The entries need to be copied exactly.

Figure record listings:
▽

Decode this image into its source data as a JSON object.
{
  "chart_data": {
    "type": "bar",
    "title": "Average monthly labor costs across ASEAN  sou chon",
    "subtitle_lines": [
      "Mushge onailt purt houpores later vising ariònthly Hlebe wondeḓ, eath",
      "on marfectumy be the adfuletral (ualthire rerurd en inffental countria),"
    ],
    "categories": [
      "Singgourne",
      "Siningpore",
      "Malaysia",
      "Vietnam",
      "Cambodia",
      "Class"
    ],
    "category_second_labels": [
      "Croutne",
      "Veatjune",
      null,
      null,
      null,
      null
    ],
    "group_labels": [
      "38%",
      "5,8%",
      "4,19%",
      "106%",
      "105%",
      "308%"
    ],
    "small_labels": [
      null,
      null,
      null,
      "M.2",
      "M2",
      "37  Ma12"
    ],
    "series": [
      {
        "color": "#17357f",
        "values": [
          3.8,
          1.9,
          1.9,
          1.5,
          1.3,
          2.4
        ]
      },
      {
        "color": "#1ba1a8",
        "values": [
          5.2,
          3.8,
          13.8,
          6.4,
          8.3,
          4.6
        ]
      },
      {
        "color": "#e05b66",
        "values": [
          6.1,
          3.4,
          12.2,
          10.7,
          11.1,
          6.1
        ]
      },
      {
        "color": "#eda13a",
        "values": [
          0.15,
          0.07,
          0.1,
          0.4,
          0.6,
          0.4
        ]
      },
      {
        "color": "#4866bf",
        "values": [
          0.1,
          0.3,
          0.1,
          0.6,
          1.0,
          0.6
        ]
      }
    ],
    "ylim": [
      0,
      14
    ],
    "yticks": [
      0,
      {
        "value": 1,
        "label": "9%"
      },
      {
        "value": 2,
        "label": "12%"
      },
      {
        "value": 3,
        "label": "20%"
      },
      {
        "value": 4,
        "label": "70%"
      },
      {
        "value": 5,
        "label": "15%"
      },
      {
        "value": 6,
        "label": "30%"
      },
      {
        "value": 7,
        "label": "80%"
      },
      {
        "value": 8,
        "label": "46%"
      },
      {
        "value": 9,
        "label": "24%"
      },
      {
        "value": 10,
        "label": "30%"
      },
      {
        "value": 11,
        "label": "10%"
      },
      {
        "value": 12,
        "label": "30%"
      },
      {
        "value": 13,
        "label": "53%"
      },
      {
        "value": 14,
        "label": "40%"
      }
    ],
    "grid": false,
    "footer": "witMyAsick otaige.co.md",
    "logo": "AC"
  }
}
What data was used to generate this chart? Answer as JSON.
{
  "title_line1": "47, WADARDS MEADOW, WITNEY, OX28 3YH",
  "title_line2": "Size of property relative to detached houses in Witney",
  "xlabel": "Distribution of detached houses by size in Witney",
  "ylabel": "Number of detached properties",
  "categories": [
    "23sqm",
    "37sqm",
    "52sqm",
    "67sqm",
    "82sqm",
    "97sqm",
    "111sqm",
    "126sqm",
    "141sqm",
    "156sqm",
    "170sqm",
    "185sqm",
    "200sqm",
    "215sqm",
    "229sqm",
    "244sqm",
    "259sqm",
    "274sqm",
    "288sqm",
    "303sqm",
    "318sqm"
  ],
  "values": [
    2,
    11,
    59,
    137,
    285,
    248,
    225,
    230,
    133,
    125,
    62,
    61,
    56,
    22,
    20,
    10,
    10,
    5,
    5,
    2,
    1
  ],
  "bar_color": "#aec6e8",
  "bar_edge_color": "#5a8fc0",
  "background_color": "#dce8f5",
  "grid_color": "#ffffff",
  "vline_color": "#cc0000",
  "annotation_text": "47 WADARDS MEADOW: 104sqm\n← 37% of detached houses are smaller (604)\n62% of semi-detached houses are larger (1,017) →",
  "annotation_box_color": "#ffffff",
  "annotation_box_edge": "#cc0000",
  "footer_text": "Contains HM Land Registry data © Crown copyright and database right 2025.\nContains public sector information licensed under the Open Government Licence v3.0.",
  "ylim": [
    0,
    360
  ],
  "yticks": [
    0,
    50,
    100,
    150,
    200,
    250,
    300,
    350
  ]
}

△

**Complete answer:**
Decode this image into its source data as a JSON object.
{
  "chart_data": {
    "type": "bar",
    "title": "Average monthly labor costs across ASEAN  sou chon",
    "subtitle_lines": [
      "Mushge onailt purt houpores later vising ariònthly Hlebe wondeḓ, eath",
      "on marfectumy be the adfuletral (ualthire rerurd en inffental countria),"
    ],
    "categories": [
      "Singgourne",
      "Siningpore",
      "Malaysia",
      "Vietnam",
      "Cambodia",
      "Class"
    ],
    "category_second_labels": [
      "Croutne",
      "Veatjune",
      null,
      null,
      null,
      null
    ],
    "group_labels": [
      "38%",
      "5,8%",
      "4,19%",
      "106%",
      "105%",
      "308%"
    ],
    "small_labels": [
      null,
      null,
      null,
      "M.2",
      "M2",
      "37  Ma12"
    ],
    "series": [
      {
        "color": "#17357f",
        "values": [
          3.8,
          1.9,
          1.9,
          1.5,
          1.3,
          2.4
        ]
      },
      {
        "color": "#1ba1a8",
        "values": [
          5.2,
          3.8,
          13.8,
          6.4,
          8.3,
          4.6
        ]
      },
      {
        "color": "#e05b66",
        "values": [
          6.1,
          3.4,
          12.2,
          10.7,
          11.1,
          6.1
        ]
      },
      {
        "color": "#eda13a",
        "values": [
          0.15,
          0.07,
          0.1,
          0.4,
          0.6,
          0.4
        ]
      },
      {
        "color": "#4866bf",
        "values": [
          0.1,
          0.3,
          0.1,
          0.6,
          1.0,
          0.6
        ]
      }
    ],
    "ylim": [
      0,
      14
    ],
    "yticks": [
      0,
      {
        "value": 1,
        "label": "9%"
      },
      {
        "value": 2,
        "label": "12%"
      },
      {
        "value": 3,
        "label": "20%"
      },
      {
        "value": 4,
        "label": "70%"
      },
      {
        "value": 5,
        "label": "15%"
      },
      {
        "value": 6,
        "label": "30%"
      },
      {
        "value": 7,
        "label": "80%"
      },
      {
        "value": 8,
        "label": "46%"
      },
      {
        "value": 9,
        "label": "24%"
      },
      {
        "value": 10,
        "label": "30%"
      },
      {
        "value": 11,
        "label": "10%"
      },
      {
        "value": 12,
        "label": "30%"
      },
      {
        "value": 13,
        "label": "53%"
      },
      {
        "value": 14,
        "label": "40%"
      }
    ],
    "grid": false,
    "footer": "witMyAsick otaige.co.md",
    "logo": "AC"
  }
}
What data was used to generate this chart? Answer as JSON.
{
  "title_line1": "47, WADARDS MEADOW, WITNEY, OX28 3YH",
  "title_line2": "Size of property relative to detached houses in Witney",
  "xlabel": "Distribution of detached houses by size in Witney",
  "ylabel": "Number of detached properties",
  "categories": [
    "23sqm",
    "37sqm",
    "52sqm",
    "67sqm",
    "82sqm",
    "97sqm",
    "111sqm",
    "126sqm",
    "141sqm",
    "156sqm",
    "170sqm",
    "185sqm",
    "200sqm",
    "215sqm",
    "229sqm",
    "244sqm",
    "259sqm",
    "274sqm",
    "288sqm",
    "303sqm",
    "318sqm"
  ],
  "values": [
    2,
    11,
    59,
    137,
    285,
    248,
    225,
    230,
    133,
    125,
    62,
    61,
    56,
    22,
    20,
    10,
    10,
    5,
    5,
    2,
    1
  ],
  "bar_color": "#aec6e8",
  "bar_edge_color": "#5a8fc0",
  "background_color": "#dce8f5",
  "grid_color": "#ffffff",
  "vline_color": "#cc0000",
  "annotation_text": "47 WADARDS MEADOW: 104sqm\n← 37% of detached houses are smaller (604)\n62% of semi-detached houses are larger (1,017) →",
  "annotation_box_color": "#ffffff",
  "annotation_box_edge": "#cc0000",
  "footer_text": "Contains HM Land Registry data © Crown copyright and database right 2025.\nContains public sector information licensed under the Open Government Licence v3.0.",
  "ylim": [
    0,
    360
  ],
  "yticks": [
    0,
    50,
    100,
    150,
    200,
    250,
    300,
    350
  ]
}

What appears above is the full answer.